----- AVAILABLE DATA

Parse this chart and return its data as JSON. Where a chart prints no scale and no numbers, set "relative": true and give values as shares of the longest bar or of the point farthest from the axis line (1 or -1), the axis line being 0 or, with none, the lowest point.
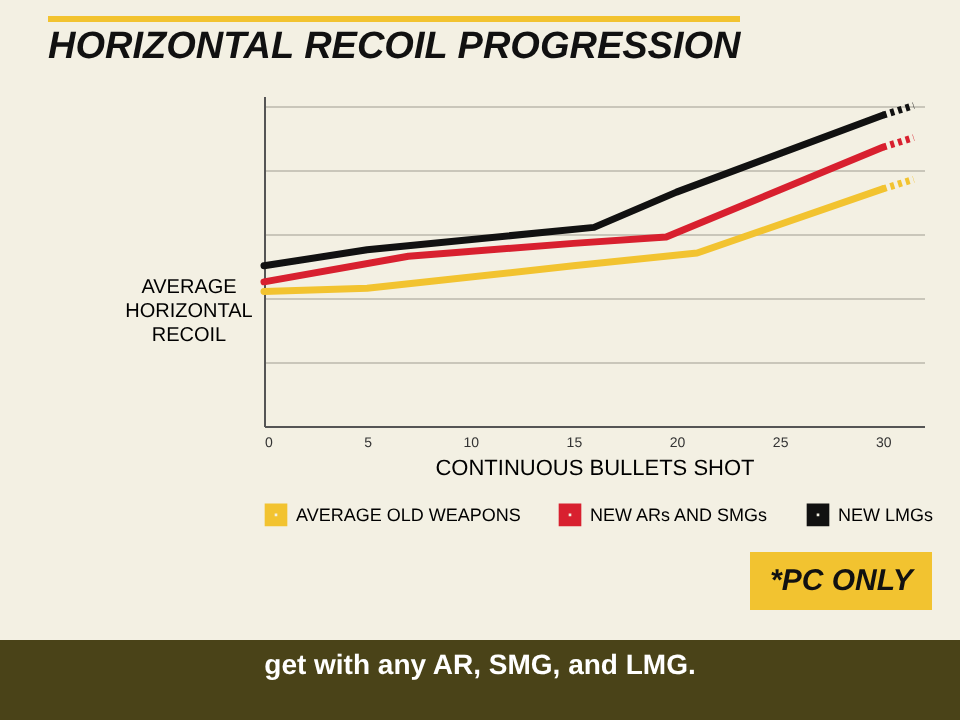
{
  "chart_data": {
    "type": "line",
    "title": "HORIZONTAL RECOIL PROGRESSION",
    "xlabel": "CONTINUOUS BULLETS SHOT",
    "ylabel": "AVERAGE HORIZONTAL RECOIL",
    "relative": true,
    "xlim": [
      0,
      32
    ],
    "xticks": [
      0,
      5,
      10,
      15,
      20,
      25,
      30
    ],
    "grid": "y",
    "legend": "bottom",
    "line_style": "solid",
    "marker": "none",
    "series": [
      {
        "name": "AVERAGE OLD WEAPONS",
        "color": "#f2c330",
        "x": [
          0,
          5,
          15,
          21,
          30
        ],
        "values": [
          0.42,
          0.43,
          0.5,
          0.54,
          0.74
        ]
      },
      {
        "name": "NEW ARs AND SMGs",
        "color": "#d8202f",
        "x": [
          0,
          7,
          15,
          19.5,
          30
        ],
        "values": [
          0.45,
          0.53,
          0.57,
          0.59,
          0.87
        ]
      },
      {
        "name": "NEW LMGs",
        "color": "#111111",
        "x": [
          0,
          5,
          16,
          20,
          30
        ],
        "values": [
          0.5,
          0.55,
          0.62,
          0.73,
          0.97
        ]
      },
      {
        "color": "#f2c330",
        "type": "line",
        "line_style": "dotted",
        "x": [
          30,
          31.5
        ],
        "values": [
          0.74,
          0.77
        ]
      },
      {
        "color": "#d8202f",
        "type": "line",
        "line_style": "dotted",
        "x": [
          30,
          31.5
        ],
        "values": [
          0.87,
          0.9
        ]
      },
      {
        "color": "#111111",
        "type": "line",
        "line_style": "dotted",
        "x": [
          30,
          31.5
        ],
        "values": [
          0.97,
          1
        ]
      }
    ],
    "annotations": [
      "*PC ONLY",
      "get with any AR, SMG, and LMG."
    ]
  }
}
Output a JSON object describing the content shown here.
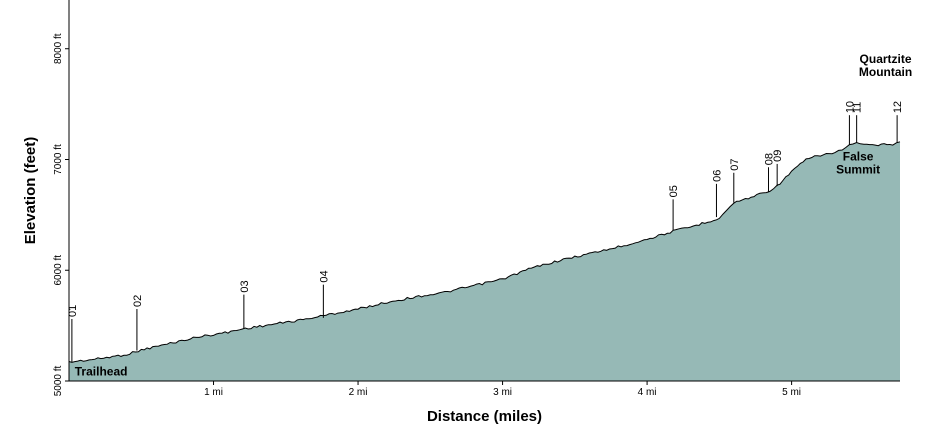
{
  "chart_data": {
    "type": "area",
    "title": "",
    "xlabel": "Distance (miles)",
    "ylabel": "Elevation (feet)",
    "xlim": [
      0,
      5.75
    ],
    "ylim": [
      5000,
      8440
    ],
    "grid": false,
    "fill_color": "#96b9b6",
    "line_color": "#000000",
    "x_ticks": [
      {
        "value": 1,
        "label": "1 mi"
      },
      {
        "value": 2,
        "label": "2 mi"
      },
      {
        "value": 3,
        "label": "3 mi"
      },
      {
        "value": 4,
        "label": "4 mi"
      },
      {
        "value": 5,
        "label": "5 mi"
      }
    ],
    "y_ticks": [
      {
        "value": 5000,
        "label": "5000 ft"
      },
      {
        "value": 6000,
        "label": "6000 ft"
      },
      {
        "value": 7000,
        "label": "7000 ft"
      },
      {
        "value": 8000,
        "label": "8000 ft"
      }
    ],
    "series": [
      {
        "x": [
          0,
          0.1,
          0.2,
          0.3,
          0.4,
          0.5,
          0.6,
          0.7,
          0.8,
          0.9,
          1.0,
          1.1,
          1.2,
          1.3,
          1.4,
          1.5,
          1.6,
          1.7,
          1.8,
          1.9,
          2.0,
          2.2,
          2.4,
          2.6,
          2.8,
          3.0,
          3.2,
          3.4,
          3.6,
          3.8,
          4.0,
          4.1,
          4.2,
          4.3,
          4.4,
          4.5,
          4.55,
          4.6,
          4.7,
          4.8,
          4.85,
          4.9,
          5.0,
          5.1,
          5.2,
          5.3,
          5.35,
          5.4,
          5.45,
          5.5,
          5.6,
          5.7,
          5.75
        ],
        "y": [
          5170,
          5185,
          5200,
          5220,
          5240,
          5280,
          5310,
          5340,
          5370,
          5400,
          5420,
          5440,
          5470,
          5490,
          5510,
          5530,
          5550,
          5575,
          5600,
          5625,
          5650,
          5710,
          5760,
          5800,
          5860,
          5920,
          6020,
          6090,
          6150,
          6210,
          6280,
          6320,
          6360,
          6390,
          6430,
          6470,
          6540,
          6610,
          6650,
          6700,
          6720,
          6760,
          6890,
          7000,
          7040,
          7060,
          7090,
          7130,
          7150,
          7130,
          7130,
          7140,
          7160
        ]
      }
    ],
    "waypoints": [
      {
        "label": "01",
        "x": 0.02,
        "y": 5170,
        "top_y": 5560
      },
      {
        "label": "02",
        "x": 0.47,
        "y": 5275,
        "top_y": 5650
      },
      {
        "label": "03",
        "x": 1.21,
        "y": 5470,
        "top_y": 5780
      },
      {
        "label": "04",
        "x": 1.76,
        "y": 5570,
        "top_y": 5870
      },
      {
        "label": "05",
        "x": 4.18,
        "y": 6360,
        "top_y": 6640
      },
      {
        "label": "06",
        "x": 4.48,
        "y": 6480,
        "top_y": 6780
      },
      {
        "label": "07",
        "x": 4.6,
        "y": 6610,
        "top_y": 6880
      },
      {
        "label": "08",
        "x": 4.84,
        "y": 6710,
        "top_y": 6930
      },
      {
        "label": "09",
        "x": 4.9,
        "y": 6760,
        "top_y": 6960
      },
      {
        "label": "10",
        "x": 5.4,
        "y": 7130,
        "top_y": 7400
      },
      {
        "label": "11",
        "x": 5.45,
        "y": 7150,
        "top_y": 7400
      },
      {
        "label": "12",
        "x": 5.73,
        "y": 7150,
        "top_y": 7400
      }
    ],
    "annotations": [
      {
        "lines": [
          "Trailhead"
        ],
        "x": 0.04,
        "y": 5050,
        "anchor": "start"
      },
      {
        "lines": [
          "False",
          "Summit"
        ],
        "x": 5.46,
        "y": 6990,
        "anchor": "middle"
      },
      {
        "lines": [
          "Quartzite",
          "Mountain"
        ],
        "x": 5.65,
        "y": 7870,
        "anchor": "middle"
      }
    ]
  }
}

----------

■ EXERCISE REQUIREMENTS ■
All of the lines above should be printed exactly, minus the pictures.

■ EXERCISE SOLUTION ■
Parse this chart and return its data as JSON. Where a chart prints no scale and no numbers, set "relative": true and give values as shares of the longest bar or of the point farthest from the axis line (1 or -1), the axis line being 0 or, with none, the lowest point.
{
  "chart_data": {
    "type": "line",
    "title": "HORIZONTAL RECOIL PROGRESSION",
    "xlabel": "CONTINUOUS BULLETS SHOT",
    "ylabel": "AVERAGE HORIZONTAL RECOIL",
    "relative": true,
    "xlim": [
      0,
      32
    ],
    "xticks": [
      0,
      5,
      10,
      15,
      20,
      25,
      30
    ],
    "grid": "y",
    "legend": "bottom",
    "line_style": "solid",
    "marker": "none",
    "series": [
      {
        "name": "AVERAGE OLD WEAPONS",
        "color": "#f2c330",
        "x": [
          0,
          5,
          15,
          21,
          30
        ],
        "values": [
          0.42,
          0.43,
          0.5,
          0.54,
          0.74
        ]
      },
      {
        "name": "NEW ARs AND SMGs",
        "color": "#d8202f",
        "x": [
          0,
          7,
          15,
          19.5,
          30
        ],
        "values": [
          0.45,
          0.53,
          0.57,
          0.59,
          0.87
        ]
      },
      {
        "name": "NEW LMGs",
        "color": "#111111",
        "x": [
          0,
          5,
          16,
          20,
          30
        ],
        "values": [
          0.5,
          0.55,
          0.62,
          0.73,
          0.97
        ]
      },
      {
        "color": "#f2c330",
        "type": "line",
        "line_style": "dotted",
        "x": [
          30,
          31.5
        ],
        "values": [
          0.74,
          0.77
        ]
      },
      {
        "color": "#d8202f",
        "type": "line",
        "line_style": "dotted",
        "x": [
          30,
          31.5
        ],
        "values": [
          0.87,
          0.9
        ]
      },
      {
        "color": "#111111",
        "type": "line",
        "line_style": "dotted",
        "x": [
          30,
          31.5
        ],
        "values": [
          0.97,
          1
        ]
      }
    ],
    "annotations": [
      "*PC ONLY",
      "get with any AR, SMG, and LMG."
    ]
  }
}
Output a JSON object describing the content shown here.
{
  "chart_data": {
    "type": "area",
    "title": "",
    "xlabel": "Distance (miles)",
    "ylabel": "Elevation (feet)",
    "xlim": [
      0,
      5.75
    ],
    "ylim": [
      5000,
      8440
    ],
    "grid": false,
    "fill_color": "#96b9b6",
    "line_color": "#000000",
    "x_ticks": [
      {
        "value": 1,
        "label": "1 mi"
      },
      {
        "value": 2,
        "label": "2 mi"
      },
      {
        "value": 3,
        "label": "3 mi"
      },
      {
        "value": 4,
        "label": "4 mi"
      },
      {
        "value": 5,
        "label": "5 mi"
      }
    ],
    "y_ticks": [
      {
        "value": 5000,
        "label": "5000 ft"
      },
      {
        "value": 6000,
        "label": "6000 ft"
      },
      {
        "value": 7000,
        "label": "7000 ft"
      },
      {
        "value": 8000,
        "label": "8000 ft"
      }
    ],
    "series": [
      {
        "x": [
          0,
          0.1,
          0.2,
          0.3,
          0.4,
          0.5,
          0.6,
          0.7,
          0.8,
          0.9,
          1.0,
          1.1,
          1.2,
          1.3,
          1.4,
          1.5,
          1.6,
          1.7,
          1.8,
          1.9,
          2.0,
          2.2,
          2.4,
          2.6,
          2.8,
          3.0,
          3.2,
          3.4,
          3.6,
          3.8,
          4.0,
          4.1,
          4.2,
          4.3,
          4.4,
          4.5,
          4.55,
          4.6,
          4.7,
          4.8,
          4.85,
          4.9,
          5.0,
          5.1,
          5.2,
          5.3,
          5.35,
          5.4,
          5.45,
          5.5,
          5.6,
          5.7,
          5.75
        ],
        "y": [
          5170,
          5185,
          5200,
          5220,
          5240,
          5280,
          5310,
          5340,
          5370,
          5400,
          5420,
          5440,
          5470,
          5490,
          5510,
          5530,
          5550,
          5575,
          5600,
          5625,
          5650,
          5710,
          5760,
          5800,
          5860,
          5920,
          6020,
          6090,
          6150,
          6210,
          6280,
          6320,
          6360,
          6390,
          6430,
          6470,
          6540,
          6610,
          6650,
          6700,
          6720,
          6760,
          6890,
          7000,
          7040,
          7060,
          7090,
          7130,
          7150,
          7130,
          7130,
          7140,
          7160
        ]
      }
    ],
    "waypoints": [
      {
        "label": "01",
        "x": 0.02,
        "y": 5170,
        "top_y": 5560
      },
      {
        "label": "02",
        "x": 0.47,
        "y": 5275,
        "top_y": 5650
      },
      {
        "label": "03",
        "x": 1.21,
        "y": 5470,
        "top_y": 5780
      },
      {
        "label": "04",
        "x": 1.76,
        "y": 5570,
        "top_y": 5870
      },
      {
        "label": "05",
        "x": 4.18,
        "y": 6360,
        "top_y": 6640
      },
      {
        "label": "06",
        "x": 4.48,
        "y": 6480,
        "top_y": 6780
      },
      {
        "label": "07",
        "x": 4.6,
        "y": 6610,
        "top_y": 6880
      },
      {
        "label": "08",
        "x": 4.84,
        "y": 6710,
        "top_y": 6930
      },
      {
        "label": "09",
        "x": 4.9,
        "y": 6760,
        "top_y": 6960
      },
      {
        "label": "10",
        "x": 5.4,
        "y": 7130,
        "top_y": 7400
      },
      {
        "label": "11",
        "x": 5.45,
        "y": 7150,
        "top_y": 7400
      },
      {
        "label": "12",
        "x": 5.73,
        "y": 7150,
        "top_y": 7400
      }
    ],
    "annotations": [
      {
        "lines": [
          "Trailhead"
        ],
        "x": 0.04,
        "y": 5050,
        "anchor": "start"
      },
      {
        "lines": [
          "False",
          "Summit"
        ],
        "x": 5.46,
        "y": 6990,
        "anchor": "middle"
      },
      {
        "lines": [
          "Quartzite",
          "Mountain"
        ],
        "x": 5.65,
        "y": 7870,
        "anchor": "middle"
      }
    ]
  }
}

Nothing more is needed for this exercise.